In the data below, find every line with the string "wieder" and pull it out.

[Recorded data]
▬▬▬▬▬▬▬▬▬▬

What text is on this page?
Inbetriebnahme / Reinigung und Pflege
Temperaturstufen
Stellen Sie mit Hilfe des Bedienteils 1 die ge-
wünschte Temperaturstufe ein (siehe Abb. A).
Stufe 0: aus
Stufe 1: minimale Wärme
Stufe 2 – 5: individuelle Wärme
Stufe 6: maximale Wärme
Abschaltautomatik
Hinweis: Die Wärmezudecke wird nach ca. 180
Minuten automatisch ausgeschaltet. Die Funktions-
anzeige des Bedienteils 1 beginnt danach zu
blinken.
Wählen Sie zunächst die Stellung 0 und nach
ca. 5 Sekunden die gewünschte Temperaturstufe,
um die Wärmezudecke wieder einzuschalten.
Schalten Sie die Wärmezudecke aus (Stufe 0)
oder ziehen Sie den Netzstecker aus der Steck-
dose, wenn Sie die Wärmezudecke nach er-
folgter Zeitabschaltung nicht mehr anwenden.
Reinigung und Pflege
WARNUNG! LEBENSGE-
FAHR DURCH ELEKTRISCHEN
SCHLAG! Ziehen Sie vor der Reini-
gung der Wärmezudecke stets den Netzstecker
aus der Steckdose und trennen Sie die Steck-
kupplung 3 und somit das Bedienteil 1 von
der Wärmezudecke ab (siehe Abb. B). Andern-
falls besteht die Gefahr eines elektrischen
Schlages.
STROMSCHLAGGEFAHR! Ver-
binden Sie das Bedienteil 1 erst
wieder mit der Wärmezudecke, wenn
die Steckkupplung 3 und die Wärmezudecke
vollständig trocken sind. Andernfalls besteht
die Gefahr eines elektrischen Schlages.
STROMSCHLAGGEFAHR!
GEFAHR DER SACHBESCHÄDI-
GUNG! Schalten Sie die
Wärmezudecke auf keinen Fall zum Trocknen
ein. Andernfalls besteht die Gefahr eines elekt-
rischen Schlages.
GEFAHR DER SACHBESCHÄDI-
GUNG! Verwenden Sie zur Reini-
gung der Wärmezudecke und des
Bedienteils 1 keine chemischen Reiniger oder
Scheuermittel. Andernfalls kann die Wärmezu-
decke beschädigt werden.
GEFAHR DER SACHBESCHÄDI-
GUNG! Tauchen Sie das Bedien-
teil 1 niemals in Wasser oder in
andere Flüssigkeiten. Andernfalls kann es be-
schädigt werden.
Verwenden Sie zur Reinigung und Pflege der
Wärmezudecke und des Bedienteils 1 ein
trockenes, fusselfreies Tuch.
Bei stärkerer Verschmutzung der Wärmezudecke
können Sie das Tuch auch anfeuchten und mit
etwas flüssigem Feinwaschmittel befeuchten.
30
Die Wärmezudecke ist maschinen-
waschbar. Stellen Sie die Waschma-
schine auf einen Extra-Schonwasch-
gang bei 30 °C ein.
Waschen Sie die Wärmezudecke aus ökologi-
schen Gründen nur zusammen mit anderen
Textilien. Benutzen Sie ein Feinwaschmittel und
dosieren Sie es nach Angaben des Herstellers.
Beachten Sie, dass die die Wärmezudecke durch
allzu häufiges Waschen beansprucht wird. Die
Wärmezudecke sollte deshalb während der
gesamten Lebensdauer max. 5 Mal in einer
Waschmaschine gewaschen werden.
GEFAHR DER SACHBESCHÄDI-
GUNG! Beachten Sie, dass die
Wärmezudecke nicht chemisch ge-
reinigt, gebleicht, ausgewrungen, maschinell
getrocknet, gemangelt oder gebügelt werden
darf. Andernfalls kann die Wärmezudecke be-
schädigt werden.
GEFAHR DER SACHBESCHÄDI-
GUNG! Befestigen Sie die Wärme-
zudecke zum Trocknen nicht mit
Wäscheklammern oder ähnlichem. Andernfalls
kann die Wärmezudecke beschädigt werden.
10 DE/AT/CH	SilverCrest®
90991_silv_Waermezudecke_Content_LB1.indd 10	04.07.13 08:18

▬▬▬▬▬▬▬▬▬▬

[Answer to the exercise]
um die Wärmezudecke wieder einzuschalten.
wieder mit der Wärmezudecke, wenn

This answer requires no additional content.